#### Given data:
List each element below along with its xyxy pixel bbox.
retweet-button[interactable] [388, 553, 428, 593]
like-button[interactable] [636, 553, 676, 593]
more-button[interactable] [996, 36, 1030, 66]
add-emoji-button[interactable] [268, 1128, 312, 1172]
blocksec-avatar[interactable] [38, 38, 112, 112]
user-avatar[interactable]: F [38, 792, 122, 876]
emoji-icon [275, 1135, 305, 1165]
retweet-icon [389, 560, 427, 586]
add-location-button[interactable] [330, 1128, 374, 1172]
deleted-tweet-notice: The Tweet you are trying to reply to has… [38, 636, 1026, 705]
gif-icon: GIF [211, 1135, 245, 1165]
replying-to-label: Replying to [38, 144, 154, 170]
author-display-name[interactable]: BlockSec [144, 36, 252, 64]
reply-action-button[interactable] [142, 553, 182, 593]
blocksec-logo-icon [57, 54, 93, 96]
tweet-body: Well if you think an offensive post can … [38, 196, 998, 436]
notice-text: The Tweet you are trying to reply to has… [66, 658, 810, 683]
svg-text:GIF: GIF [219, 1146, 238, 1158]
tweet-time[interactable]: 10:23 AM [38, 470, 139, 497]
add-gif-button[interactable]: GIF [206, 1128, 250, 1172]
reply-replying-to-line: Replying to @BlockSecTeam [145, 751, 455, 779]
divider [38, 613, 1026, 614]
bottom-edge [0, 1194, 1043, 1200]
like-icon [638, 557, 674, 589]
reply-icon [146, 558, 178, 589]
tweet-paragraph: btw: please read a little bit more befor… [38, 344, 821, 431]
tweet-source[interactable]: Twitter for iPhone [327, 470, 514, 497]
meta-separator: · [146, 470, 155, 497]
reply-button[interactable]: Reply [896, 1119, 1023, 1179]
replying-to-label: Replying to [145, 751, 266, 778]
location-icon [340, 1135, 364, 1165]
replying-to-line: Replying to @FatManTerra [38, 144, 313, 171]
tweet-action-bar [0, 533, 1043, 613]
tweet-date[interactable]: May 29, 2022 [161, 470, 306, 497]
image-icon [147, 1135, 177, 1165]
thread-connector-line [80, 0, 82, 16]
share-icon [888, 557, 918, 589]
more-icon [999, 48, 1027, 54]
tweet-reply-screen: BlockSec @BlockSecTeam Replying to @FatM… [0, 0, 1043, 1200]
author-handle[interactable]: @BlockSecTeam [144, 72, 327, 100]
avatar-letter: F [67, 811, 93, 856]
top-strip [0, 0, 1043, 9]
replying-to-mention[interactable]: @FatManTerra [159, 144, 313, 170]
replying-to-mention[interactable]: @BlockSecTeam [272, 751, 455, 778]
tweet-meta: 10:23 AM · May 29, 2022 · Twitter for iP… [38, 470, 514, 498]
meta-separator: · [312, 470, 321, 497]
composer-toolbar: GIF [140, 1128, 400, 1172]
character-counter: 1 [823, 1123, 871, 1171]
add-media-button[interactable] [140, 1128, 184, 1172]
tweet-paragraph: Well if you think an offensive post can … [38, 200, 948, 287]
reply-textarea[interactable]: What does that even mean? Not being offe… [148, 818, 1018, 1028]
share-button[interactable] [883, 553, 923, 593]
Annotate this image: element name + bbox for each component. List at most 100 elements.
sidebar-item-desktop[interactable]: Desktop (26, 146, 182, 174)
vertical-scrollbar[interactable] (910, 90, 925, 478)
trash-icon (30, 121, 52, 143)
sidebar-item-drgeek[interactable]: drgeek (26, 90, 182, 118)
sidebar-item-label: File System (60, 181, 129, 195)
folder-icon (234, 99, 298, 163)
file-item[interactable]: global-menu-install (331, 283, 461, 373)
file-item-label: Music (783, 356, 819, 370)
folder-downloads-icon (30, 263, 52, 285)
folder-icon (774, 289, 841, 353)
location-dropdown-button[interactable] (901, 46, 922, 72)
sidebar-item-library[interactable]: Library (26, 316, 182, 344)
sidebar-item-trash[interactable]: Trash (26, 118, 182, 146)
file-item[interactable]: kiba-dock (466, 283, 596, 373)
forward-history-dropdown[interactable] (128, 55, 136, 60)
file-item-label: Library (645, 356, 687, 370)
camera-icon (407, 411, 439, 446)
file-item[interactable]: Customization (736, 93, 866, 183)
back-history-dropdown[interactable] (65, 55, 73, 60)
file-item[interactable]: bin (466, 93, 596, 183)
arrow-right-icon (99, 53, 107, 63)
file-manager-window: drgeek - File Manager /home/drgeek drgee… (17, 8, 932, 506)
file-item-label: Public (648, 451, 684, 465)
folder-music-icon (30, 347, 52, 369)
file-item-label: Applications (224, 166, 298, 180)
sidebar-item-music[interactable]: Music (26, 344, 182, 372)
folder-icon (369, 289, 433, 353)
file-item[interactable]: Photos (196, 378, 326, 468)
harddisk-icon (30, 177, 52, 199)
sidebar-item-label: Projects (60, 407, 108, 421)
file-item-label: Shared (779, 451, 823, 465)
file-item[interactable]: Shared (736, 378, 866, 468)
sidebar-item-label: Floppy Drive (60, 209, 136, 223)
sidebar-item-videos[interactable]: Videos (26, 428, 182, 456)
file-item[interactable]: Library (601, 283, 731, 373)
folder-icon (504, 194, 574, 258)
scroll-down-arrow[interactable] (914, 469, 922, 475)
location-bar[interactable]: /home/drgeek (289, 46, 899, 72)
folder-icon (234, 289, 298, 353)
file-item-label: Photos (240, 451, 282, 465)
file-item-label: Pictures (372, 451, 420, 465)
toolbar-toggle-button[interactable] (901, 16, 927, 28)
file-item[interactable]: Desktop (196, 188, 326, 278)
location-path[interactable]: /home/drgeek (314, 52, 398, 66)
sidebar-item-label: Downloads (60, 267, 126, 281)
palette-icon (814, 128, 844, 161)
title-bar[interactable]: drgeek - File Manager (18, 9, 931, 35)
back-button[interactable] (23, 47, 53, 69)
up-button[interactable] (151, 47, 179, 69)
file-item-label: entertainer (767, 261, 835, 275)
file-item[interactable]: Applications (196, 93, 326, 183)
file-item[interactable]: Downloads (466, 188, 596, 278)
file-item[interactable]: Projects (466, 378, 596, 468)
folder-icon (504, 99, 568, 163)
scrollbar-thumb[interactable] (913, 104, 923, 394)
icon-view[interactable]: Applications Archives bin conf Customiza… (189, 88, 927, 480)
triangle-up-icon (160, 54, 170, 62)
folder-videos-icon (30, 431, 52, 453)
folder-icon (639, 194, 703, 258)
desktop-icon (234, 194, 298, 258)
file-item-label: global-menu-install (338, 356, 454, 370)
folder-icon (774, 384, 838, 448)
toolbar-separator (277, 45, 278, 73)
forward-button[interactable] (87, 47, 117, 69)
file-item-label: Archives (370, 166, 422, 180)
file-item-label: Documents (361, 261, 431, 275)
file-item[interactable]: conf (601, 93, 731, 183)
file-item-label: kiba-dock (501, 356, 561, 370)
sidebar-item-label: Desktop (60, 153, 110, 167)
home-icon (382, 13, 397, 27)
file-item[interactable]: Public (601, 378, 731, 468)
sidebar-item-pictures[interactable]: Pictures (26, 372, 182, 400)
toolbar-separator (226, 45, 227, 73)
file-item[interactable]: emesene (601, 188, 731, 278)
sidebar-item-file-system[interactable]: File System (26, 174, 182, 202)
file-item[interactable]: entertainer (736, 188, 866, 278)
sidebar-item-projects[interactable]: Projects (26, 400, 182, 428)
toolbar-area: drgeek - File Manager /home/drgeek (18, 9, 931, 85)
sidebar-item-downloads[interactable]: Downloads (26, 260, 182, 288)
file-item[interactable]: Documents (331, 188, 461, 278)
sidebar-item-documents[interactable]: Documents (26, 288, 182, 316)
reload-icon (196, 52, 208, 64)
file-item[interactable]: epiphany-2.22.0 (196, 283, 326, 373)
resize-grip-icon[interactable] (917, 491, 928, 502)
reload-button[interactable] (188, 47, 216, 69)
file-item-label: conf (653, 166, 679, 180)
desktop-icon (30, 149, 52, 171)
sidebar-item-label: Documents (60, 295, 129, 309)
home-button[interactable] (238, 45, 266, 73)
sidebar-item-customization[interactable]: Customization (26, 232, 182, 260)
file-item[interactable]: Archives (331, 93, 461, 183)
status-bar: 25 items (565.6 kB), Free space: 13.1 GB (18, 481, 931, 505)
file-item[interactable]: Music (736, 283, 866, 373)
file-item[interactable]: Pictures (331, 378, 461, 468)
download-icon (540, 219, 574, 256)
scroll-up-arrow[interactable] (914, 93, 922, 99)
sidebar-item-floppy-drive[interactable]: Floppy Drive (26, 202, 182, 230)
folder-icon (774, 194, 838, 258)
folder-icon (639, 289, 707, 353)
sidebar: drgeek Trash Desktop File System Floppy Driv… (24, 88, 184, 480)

#### Work to complete:
Take the records from their first line through the line containing "gif-icon: GIF [211, 1135, 245, 1165]", both ends included, and write those lines out again with every "interactable" replaced by "clickable" and nothing else changed.

#### Final result:
List each element below along with its xyxy pixel bbox.
retweet-button[clickable] [388, 553, 428, 593]
like-button[clickable] [636, 553, 676, 593]
more-button[clickable] [996, 36, 1030, 66]
add-emoji-button[clickable] [268, 1128, 312, 1172]
blocksec-avatar[clickable] [38, 38, 112, 112]
user-avatar[clickable]: F [38, 792, 122, 876]
emoji-icon [275, 1135, 305, 1165]
retweet-icon [389, 560, 427, 586]
add-location-button[clickable] [330, 1128, 374, 1172]
deleted-tweet-notice: The Tweet you are trying to reply to has… [38, 636, 1026, 705]
gif-icon: GIF [211, 1135, 245, 1165]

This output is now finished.